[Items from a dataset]
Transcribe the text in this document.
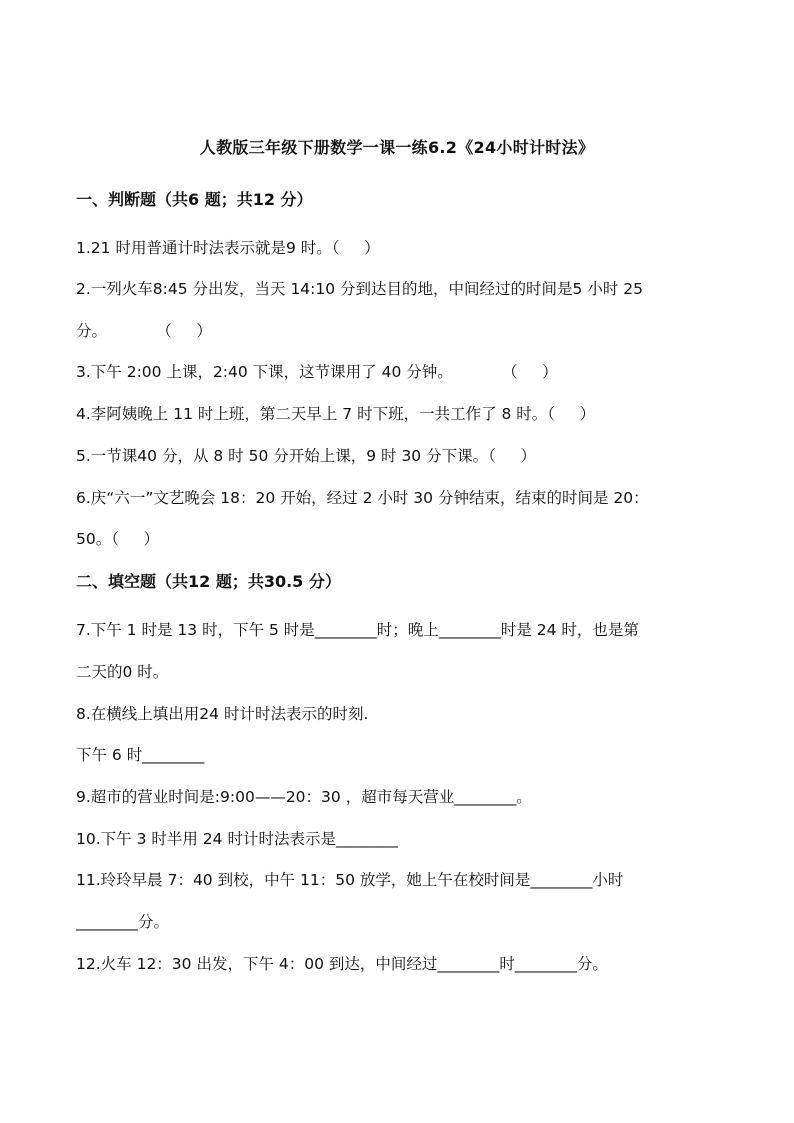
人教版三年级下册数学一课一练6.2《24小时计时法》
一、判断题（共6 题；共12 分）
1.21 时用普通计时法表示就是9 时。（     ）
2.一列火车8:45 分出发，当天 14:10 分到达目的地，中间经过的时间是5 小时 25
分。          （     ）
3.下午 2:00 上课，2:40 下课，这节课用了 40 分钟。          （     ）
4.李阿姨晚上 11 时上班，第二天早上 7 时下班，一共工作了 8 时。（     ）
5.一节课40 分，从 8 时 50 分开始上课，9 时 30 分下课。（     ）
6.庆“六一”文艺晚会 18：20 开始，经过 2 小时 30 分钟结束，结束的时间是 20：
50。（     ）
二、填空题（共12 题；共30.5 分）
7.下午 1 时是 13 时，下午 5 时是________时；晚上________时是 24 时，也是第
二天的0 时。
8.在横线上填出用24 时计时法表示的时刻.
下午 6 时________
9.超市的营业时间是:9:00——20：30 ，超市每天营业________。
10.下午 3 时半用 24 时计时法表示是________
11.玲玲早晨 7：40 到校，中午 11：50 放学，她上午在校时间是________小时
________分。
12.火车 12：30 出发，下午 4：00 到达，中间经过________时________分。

#### Job
Go through the material above and print all of it exactly, except the pictures.

#### Response
Transcribe the text in this document.
人教版三年级下册数学一课一练6.2《24小时计时法》
一、判断题（共6 题；共12 分）
1.21 时用普通计时法表示就是9 时。（     ）
2.一列火车8:45 分出发，当天 14:10 分到达目的地，中间经过的时间是5 小时 25
分。          （     ）
3.下午 2:00 上课，2:40 下课，这节课用了 40 分钟。          （     ）
4.李阿姨晚上 11 时上班，第二天早上 7 时下班，一共工作了 8 时。（     ）
5.一节课40 分，从 8 时 50 分开始上课，9 时 30 分下课。（     ）
6.庆“六一”文艺晚会 18：20 开始，经过 2 小时 30 分钟结束，结束的时间是 20：
50。（     ）
二、填空题（共12 题；共30.5 分）
7.下午 1 时是 13 时，下午 5 时是________时；晚上________时是 24 时，也是第
二天的0 时。
8.在横线上填出用24 时计时法表示的时刻.
下午 6 时________
9.超市的营业时间是:9:00——20：30 ，超市每天营业________。
10.下午 3 时半用 24 时计时法表示是________
11.玲玲早晨 7：40 到校，中午 11：50 放学，她上午在校时间是________小时
________分。
12.火车 12：30 出发，下午 4：00 到达，中间经过________时________分。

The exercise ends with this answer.